> [DATASET]
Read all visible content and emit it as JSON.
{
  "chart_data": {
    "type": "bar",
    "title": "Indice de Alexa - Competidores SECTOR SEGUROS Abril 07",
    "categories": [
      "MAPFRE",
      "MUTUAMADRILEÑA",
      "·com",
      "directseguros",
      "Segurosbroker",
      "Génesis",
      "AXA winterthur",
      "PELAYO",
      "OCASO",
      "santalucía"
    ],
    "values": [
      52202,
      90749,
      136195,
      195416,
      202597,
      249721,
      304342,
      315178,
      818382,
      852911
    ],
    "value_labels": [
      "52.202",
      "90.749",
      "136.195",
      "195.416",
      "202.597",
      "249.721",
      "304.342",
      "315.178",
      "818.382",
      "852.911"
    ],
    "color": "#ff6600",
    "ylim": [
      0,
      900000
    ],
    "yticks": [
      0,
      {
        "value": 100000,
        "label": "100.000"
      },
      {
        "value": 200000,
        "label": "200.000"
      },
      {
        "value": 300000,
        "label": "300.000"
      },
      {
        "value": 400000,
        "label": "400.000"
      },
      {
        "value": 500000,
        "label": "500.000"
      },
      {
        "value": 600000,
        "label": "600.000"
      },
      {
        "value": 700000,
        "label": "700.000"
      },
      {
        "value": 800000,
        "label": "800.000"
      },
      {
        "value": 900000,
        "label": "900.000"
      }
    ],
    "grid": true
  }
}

> [EXERCISE] Write the material out again word for word.

> [RESPONSE]
Read all visible content and emit it as JSON.
{
  "chart_data": {
    "type": "bar",
    "title": "Indice de Alexa - Competidores SECTOR SEGUROS Abril 07",
    "categories": [
      "MAPFRE",
      "MUTUAMADRILEÑA",
      "·com",
      "directseguros",
      "Segurosbroker",
      "Génesis",
      "AXA winterthur",
      "PELAYO",
      "OCASO",
      "santalucía"
    ],
    "values": [
      52202,
      90749,
      136195,
      195416,
      202597,
      249721,
      304342,
      315178,
      818382,
      852911
    ],
    "value_labels": [
      "52.202",
      "90.749",
      "136.195",
      "195.416",
      "202.597",
      "249.721",
      "304.342",
      "315.178",
      "818.382",
      "852.911"
    ],
    "color": "#ff6600",
    "ylim": [
      0,
      900000
    ],
    "yticks": [
      0,
      {
        "value": 100000,
        "label": "100.000"
      },
      {
        "value": 200000,
        "label": "200.000"
      },
      {
        "value": 300000,
        "label": "300.000"
      },
      {
        "value": 400000,
        "label": "400.000"
      },
      {
        "value": 500000,
        "label": "500.000"
      },
      {
        "value": 600000,
        "label": "600.000"
      },
      {
        "value": 700000,
        "label": "700.000"
      },
      {
        "value": 800000,
        "label": "800.000"
      },
      {
        "value": 900000,
        "label": "900.000"
      }
    ],
    "grid": true
  }
}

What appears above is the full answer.